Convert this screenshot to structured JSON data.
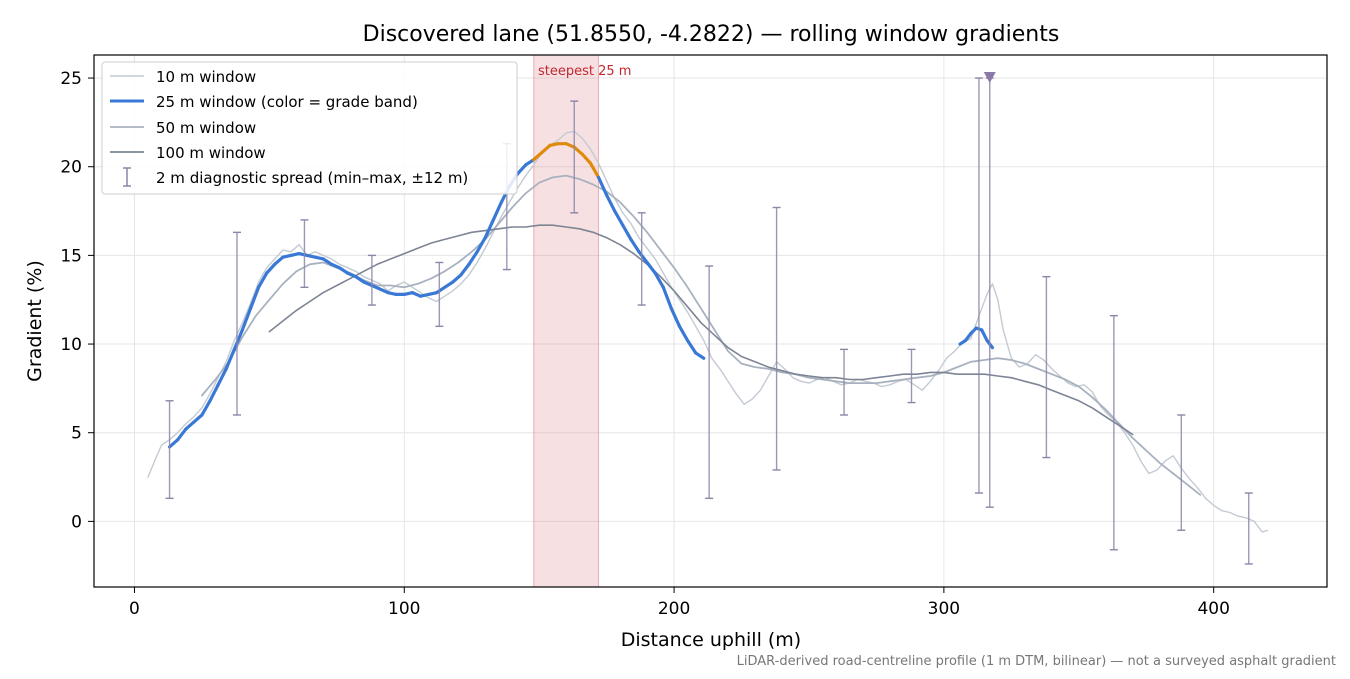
{
  "chart_data": {
    "type": "line",
    "title": "Discovered lane (51.8550, -4.2822) — rolling window gradients",
    "xlabel": "Distance uphill (m)",
    "ylabel": "Gradient (%)",
    "xlim": [
      -15,
      442
    ],
    "ylim": [
      -3.7,
      26.3
    ],
    "xticks": [
      0,
      100,
      200,
      300,
      400
    ],
    "yticks": [
      0,
      5,
      10,
      15,
      20,
      25
    ],
    "grid": true,
    "legend_position": "top-left",
    "footnote": "LiDAR-derived road-centreline profile (1 m DTM, bilinear) — not a surveyed asphalt gradient",
    "steepest_band": {
      "x_start": 148,
      "x_end": 172,
      "label": "steepest 25 m",
      "color": "#d9707a"
    },
    "max_marker": {
      "x": 317,
      "y": 25,
      "color": "#8b7aa8"
    },
    "grade_colors": {
      "normal": "#3a78d6",
      "steep": "#e08a0c"
    },
    "series": [
      {
        "name": "10 m window",
        "color": "#c3cad3",
        "x": [
          5,
          8,
          10,
          13,
          16,
          19,
          22,
          25,
          28,
          31,
          34,
          37,
          40,
          43,
          46,
          49,
          52,
          55,
          58,
          61,
          64,
          67,
          70,
          73,
          76,
          79,
          82,
          85,
          88,
          91,
          94,
          97,
          100,
          103,
          106,
          109,
          112,
          115,
          118,
          121,
          124,
          127,
          130,
          133,
          136,
          139,
          142,
          145,
          148,
          151,
          154,
          157,
          160,
          163,
          166,
          169,
          172,
          175,
          178,
          181,
          184,
          187,
          190,
          193,
          196,
          199,
          202,
          205,
          208,
          211,
          214,
          217,
          220,
          223,
          226,
          229,
          232,
          235,
          238,
          241,
          244,
          247,
          250,
          253,
          256,
          259,
          262,
          265,
          268,
          271,
          274,
          277,
          280,
          283,
          286,
          289,
          292,
          295,
          298,
          301,
          304,
          307,
          310,
          313,
          316,
          318,
          320,
          322,
          325,
          328,
          331,
          334,
          337,
          340,
          343,
          346,
          349,
          352,
          355,
          358,
          361,
          364,
          367,
          370,
          373,
          376,
          379,
          382,
          385,
          388,
          391,
          394,
          397,
          400,
          403,
          406,
          409,
          412,
          415,
          418,
          420
        ],
        "y": [
          2.5,
          3.6,
          4.3,
          4.6,
          5.0,
          5.5,
          5.9,
          6.4,
          7.2,
          8.1,
          9.0,
          10.2,
          11.2,
          12.3,
          13.5,
          14.3,
          14.8,
          15.3,
          15.2,
          15.6,
          15.0,
          15.2,
          15.0,
          14.8,
          14.5,
          14.3,
          14.1,
          13.8,
          13.6,
          13.4,
          13.0,
          13.3,
          13.5,
          13.2,
          12.9,
          12.6,
          12.4,
          12.7,
          13.0,
          13.4,
          13.9,
          14.6,
          15.4,
          16.3,
          17.2,
          18.0,
          18.8,
          19.5,
          20.1,
          20.8,
          21.2,
          21.5,
          21.9,
          22.0,
          21.6,
          21.0,
          20.2,
          19.2,
          18.2,
          17.4,
          16.8,
          16.0,
          15.4,
          14.8,
          14.0,
          13.2,
          12.5,
          11.8,
          11.0,
          10.2,
          9.2,
          8.6,
          7.9,
          7.2,
          6.6,
          6.9,
          7.4,
          8.2,
          9.0,
          8.6,
          8.1,
          7.9,
          7.8,
          8.0,
          8.1,
          7.9,
          7.7,
          7.8,
          8.0,
          7.9,
          7.8,
          7.6,
          7.7,
          7.9,
          8.0,
          7.7,
          7.4,
          7.9,
          8.5,
          9.2,
          9.6,
          10.1,
          10.3,
          11.6,
          12.8,
          13.4,
          12.5,
          10.8,
          9.2,
          8.7,
          8.9,
          9.4,
          9.1,
          8.6,
          8.2,
          7.8,
          7.6,
          7.7,
          7.3,
          6.5,
          6.0,
          5.6,
          5.0,
          4.3,
          3.4,
          2.7,
          2.9,
          3.4,
          3.7,
          3.0,
          2.4,
          1.9,
          1.3,
          0.9,
          0.6,
          0.5,
          0.3,
          0.2,
          0.0,
          -0.6,
          -0.5
        ]
      },
      {
        "name": "25 m window (color = grade band)",
        "color": "#3a78d6",
        "x": [
          13,
          16,
          19,
          22,
          25,
          28,
          31,
          34,
          37,
          40,
          43,
          46,
          49,
          52,
          55,
          58,
          61,
          64,
          67,
          70,
          73,
          76,
          79,
          82,
          85,
          88,
          91,
          94,
          97,
          100,
          103,
          106,
          109,
          112,
          115,
          118,
          121,
          124,
          127,
          130,
          133,
          136,
          139,
          142,
          145,
          148,
          151,
          154,
          157,
          160,
          163,
          166,
          169,
          172,
          175,
          178,
          181,
          184,
          187,
          190,
          193,
          196,
          199,
          202,
          205,
          208,
          211,
          306,
          308,
          310,
          312,
          314,
          316,
          318
        ],
        "y": [
          4.2,
          4.6,
          5.2,
          5.6,
          6.0,
          6.8,
          7.7,
          8.6,
          9.7,
          10.8,
          12.0,
          13.2,
          14.0,
          14.5,
          14.9,
          15.0,
          15.1,
          15.0,
          14.9,
          14.8,
          14.5,
          14.3,
          14.0,
          13.8,
          13.5,
          13.3,
          13.1,
          12.9,
          12.8,
          12.8,
          12.9,
          12.7,
          12.8,
          12.9,
          13.2,
          13.5,
          13.9,
          14.5,
          15.2,
          16.0,
          17.0,
          18.0,
          18.9,
          19.6,
          20.1,
          20.4,
          20.8,
          21.2,
          21.3,
          21.3,
          21.1,
          20.7,
          20.2,
          19.4,
          18.4,
          17.5,
          16.7,
          15.9,
          15.2,
          14.6,
          14.0,
          13.2,
          12.0,
          11.0,
          10.2,
          9.5,
          9.2,
          10.0,
          10.2,
          10.6,
          10.9,
          10.8,
          10.2,
          9.8
        ],
        "grade_band": [
          "normal",
          "normal",
          "normal",
          "normal",
          "normal",
          "normal",
          "normal",
          "normal",
          "normal",
          "normal",
          "normal",
          "normal",
          "normal",
          "normal",
          "normal",
          "normal",
          "normal",
          "normal",
          "normal",
          "normal",
          "normal",
          "normal",
          "normal",
          "normal",
          "normal",
          "normal",
          "normal",
          "normal",
          "normal",
          "normal",
          "normal",
          "normal",
          "normal",
          "normal",
          "normal",
          "normal",
          "normal",
          "normal",
          "normal",
          "normal",
          "normal",
          "normal",
          "normal",
          "normal",
          "normal",
          "steep",
          "steep",
          "steep",
          "steep",
          "steep",
          "steep",
          "steep",
          "steep",
          "normal",
          "normal",
          "normal",
          "normal",
          "normal",
          "normal",
          "normal",
          "normal",
          "normal",
          "normal",
          "normal",
          "normal",
          "normal",
          "normal",
          "normal",
          "normal",
          "normal",
          "normal",
          "normal",
          "normal",
          "normal"
        ]
      },
      {
        "name": "50 m window",
        "color": "#a8b2bf",
        "x": [
          25,
          30,
          35,
          40,
          45,
          50,
          55,
          60,
          65,
          70,
          75,
          80,
          85,
          90,
          95,
          100,
          105,
          110,
          115,
          120,
          125,
          130,
          135,
          140,
          145,
          150,
          155,
          160,
          165,
          170,
          175,
          180,
          185,
          190,
          195,
          200,
          205,
          210,
          215,
          220,
          225,
          230,
          235,
          240,
          245,
          250,
          255,
          260,
          265,
          270,
          275,
          280,
          285,
          290,
          295,
          300,
          305,
          310,
          315,
          320,
          325,
          330,
          335,
          340,
          345,
          350,
          355,
          360,
          365,
          370,
          375,
          380,
          385,
          390,
          395
        ],
        "y": [
          7.1,
          8.0,
          9.0,
          10.4,
          11.6,
          12.5,
          13.4,
          14.1,
          14.5,
          14.6,
          14.3,
          14.0,
          13.6,
          13.3,
          13.3,
          13.2,
          13.4,
          13.7,
          14.1,
          14.6,
          15.2,
          15.9,
          16.8,
          17.7,
          18.5,
          19.1,
          19.4,
          19.5,
          19.3,
          19.0,
          18.6,
          18.0,
          17.2,
          16.3,
          15.3,
          14.3,
          13.2,
          12.0,
          10.8,
          9.6,
          8.9,
          8.7,
          8.6,
          8.4,
          8.3,
          8.1,
          8.0,
          7.9,
          7.8,
          7.8,
          7.8,
          7.9,
          8.0,
          8.1,
          8.2,
          8.4,
          8.7,
          9.0,
          9.1,
          9.2,
          9.1,
          8.9,
          8.6,
          8.3,
          8.0,
          7.6,
          7.0,
          6.3,
          5.5,
          4.7,
          4.0,
          3.3,
          2.7,
          2.1,
          1.5
        ]
      },
      {
        "name": "100 m window",
        "color": "#7d8594",
        "x": [
          50,
          55,
          60,
          65,
          70,
          75,
          80,
          85,
          90,
          95,
          100,
          105,
          110,
          115,
          120,
          125,
          130,
          135,
          140,
          145,
          150,
          155,
          160,
          165,
          170,
          175,
          180,
          185,
          190,
          195,
          200,
          205,
          210,
          215,
          220,
          225,
          230,
          235,
          240,
          245,
          250,
          255,
          260,
          265,
          270,
          275,
          280,
          285,
          290,
          295,
          300,
          305,
          310,
          315,
          320,
          325,
          330,
          335,
          340,
          345,
          350,
          355,
          360,
          365,
          370
        ],
        "y": [
          10.7,
          11.3,
          11.9,
          12.4,
          12.9,
          13.3,
          13.7,
          14.1,
          14.5,
          14.8,
          15.1,
          15.4,
          15.7,
          15.9,
          16.1,
          16.3,
          16.4,
          16.5,
          16.6,
          16.6,
          16.7,
          16.7,
          16.6,
          16.5,
          16.3,
          16.0,
          15.6,
          15.1,
          14.5,
          13.8,
          13.0,
          12.1,
          11.2,
          10.5,
          9.8,
          9.3,
          9.0,
          8.7,
          8.5,
          8.3,
          8.2,
          8.1,
          8.1,
          8.0,
          8.0,
          8.1,
          8.2,
          8.3,
          8.3,
          8.4,
          8.4,
          8.3,
          8.3,
          8.3,
          8.2,
          8.1,
          7.9,
          7.7,
          7.4,
          7.1,
          6.8,
          6.4,
          5.9,
          5.4,
          4.9
        ]
      }
    ],
    "diagnostic_spread": {
      "name": "2 m diagnostic spread (min–max, ±12 m)",
      "color": "#8b85a8",
      "points": [
        {
          "x": 13,
          "min": 1.3,
          "max": 6.8
        },
        {
          "x": 38,
          "min": 6.0,
          "max": 16.3
        },
        {
          "x": 63,
          "min": 13.2,
          "max": 17.0
        },
        {
          "x": 88,
          "min": 12.2,
          "max": 15.0
        },
        {
          "x": 113,
          "min": 11.0,
          "max": 14.6
        },
        {
          "x": 138,
          "min": 14.2,
          "max": 21.3
        },
        {
          "x": 163,
          "min": 17.4,
          "max": 23.7
        },
        {
          "x": 188,
          "min": 12.2,
          "max": 17.4
        },
        {
          "x": 213,
          "min": 1.3,
          "max": 14.4
        },
        {
          "x": 238,
          "min": 2.9,
          "max": 17.7
        },
        {
          "x": 263,
          "min": 6.0,
          "max": 9.7
        },
        {
          "x": 288,
          "min": 6.7,
          "max": 9.7
        },
        {
          "x": 313,
          "min": 1.6,
          "max": 25.0
        },
        {
          "x": 317,
          "min": 0.8,
          "max": 25.0
        },
        {
          "x": 338,
          "min": 3.6,
          "max": 13.8
        },
        {
          "x": 363,
          "min": -1.6,
          "max": 11.6
        },
        {
          "x": 388,
          "min": -0.5,
          "max": 6.0
        },
        {
          "x": 413,
          "min": -2.4,
          "max": 1.6
        }
      ]
    }
  }
}
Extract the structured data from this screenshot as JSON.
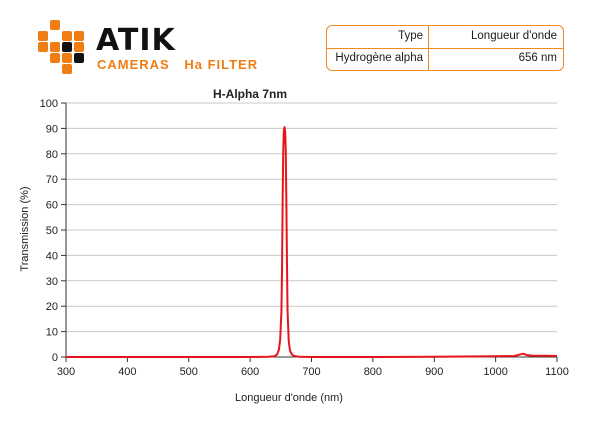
{
  "brand": {
    "name": "ATIK",
    "tagline": "CAMERAS",
    "product": "Ha FILTER",
    "accent_color": "#f07d13",
    "dark_color": "#111111"
  },
  "spec_table": {
    "headers": [
      "Type",
      "Longueur d'onde"
    ],
    "row": [
      "Hydrogène alpha",
      "656 nm"
    ]
  },
  "chart_data": {
    "type": "line",
    "title": "H-Alpha 7nm",
    "xlabel": "Longueur d'onde (nm)",
    "ylabel": "Transmission (%)",
    "xlim": [
      300,
      1100
    ],
    "ylim": [
      0,
      100
    ],
    "xticks": [
      300,
      400,
      500,
      600,
      700,
      800,
      900,
      1000,
      1100
    ],
    "yticks": [
      0,
      10,
      20,
      30,
      40,
      50,
      60,
      70,
      80,
      90,
      100
    ],
    "grid": "horizontal",
    "series": [
      {
        "color": "#e8141b",
        "x": [
          300,
          600,
          630,
          640,
          644,
          647,
          649,
          651,
          652,
          653,
          654,
          655,
          656,
          657,
          658,
          659,
          660,
          661,
          663,
          665,
          668,
          672,
          680,
          700,
          800,
          900,
          950,
          1000,
          1030,
          1040,
          1045,
          1050,
          1060,
          1080,
          1100
        ],
        "y": [
          0,
          0,
          0.1,
          0.3,
          1,
          3,
          7,
          18,
          35,
          62,
          82,
          89,
          90.5,
          89,
          82,
          62,
          38,
          18,
          6,
          2.5,
          1,
          0.4,
          0.1,
          0,
          0,
          0.1,
          0.2,
          0.3,
          0.4,
          1,
          1.3,
          0.8,
          0.5,
          0.5,
          0.4
        ]
      }
    ]
  }
}
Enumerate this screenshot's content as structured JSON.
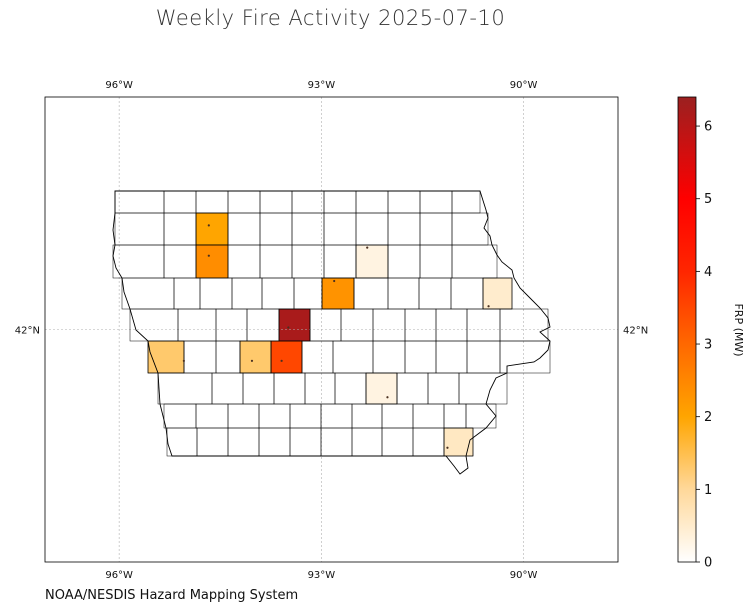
{
  "title": "Weekly Fire Activity 2025-07-10",
  "credit": "NOAA/NESDIS Hazard Mapping System",
  "map": {
    "lon_range": [
      -97.1,
      -88.6
    ],
    "lat_range": [
      39.7,
      44.3
    ],
    "lon_ticks": [
      {
        "value": -96,
        "label": "96°W"
      },
      {
        "value": -93,
        "label": "93°W"
      },
      {
        "value": -90,
        "label": "90°W"
      }
    ],
    "lat_ticks": [
      {
        "value": 42,
        "label": "42°N"
      }
    ],
    "grid": true,
    "colors": {
      "county_border": "#000000",
      "grid": "#b0b0b0"
    }
  },
  "colorbar": {
    "label": "FRP (MW)",
    "min": 0,
    "max": 6.4,
    "ticks": [
      {
        "value": 0,
        "label": "0"
      },
      {
        "value": 1,
        "label": "1"
      },
      {
        "value": 2,
        "label": "2"
      },
      {
        "value": 3,
        "label": "3"
      },
      {
        "value": 4,
        "label": "4"
      },
      {
        "value": 5,
        "label": "5"
      },
      {
        "value": 6,
        "label": "6"
      }
    ],
    "stops": [
      {
        "value": 0,
        "color": "#ffffff"
      },
      {
        "value": 1,
        "color": "#ffd89a"
      },
      {
        "value": 2,
        "color": "#ffa500"
      },
      {
        "value": 3,
        "color": "#ff6800"
      },
      {
        "value": 4,
        "color": "#ff2600"
      },
      {
        "value": 5,
        "color": "#ff0000"
      },
      {
        "value": 6.4,
        "color": "#9b2020"
      }
    ]
  },
  "chart_data": {
    "type": "choropleth",
    "region": "Iowa counties",
    "value_name": "FRP (MW)",
    "highlighted": [
      {
        "lon": -94.67,
        "lat": 43.03,
        "frp": 2.0
      },
      {
        "lon": -94.67,
        "lat": 42.73,
        "frp": 2.4
      },
      {
        "lon": -92.81,
        "lat": 42.48,
        "frp": 2.3
      },
      {
        "lon": -92.32,
        "lat": 42.81,
        "frp": 0.3
      },
      {
        "lon": -90.52,
        "lat": 42.23,
        "frp": 0.5
      },
      {
        "lon": -93.49,
        "lat": 42.02,
        "frp": 6.2
      },
      {
        "lon": -93.59,
        "lat": 41.69,
        "frp": 3.5
      },
      {
        "lon": -94.03,
        "lat": 41.69,
        "frp": 1.3
      },
      {
        "lon": -95.04,
        "lat": 41.69,
        "frp": 1.3
      },
      {
        "lon": -92.02,
        "lat": 41.33,
        "frp": 0.3
      },
      {
        "lon": -91.13,
        "lat": 40.83,
        "frp": 0.6
      }
    ]
  }
}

### WRITTEN INSTRUCTION
Pull out all lines from the listing that contain the string "ylabel".

### EXPECTED ANSWER
    "ylabel": "Gradient (%)",
    "ylabel": "Transmission (%)",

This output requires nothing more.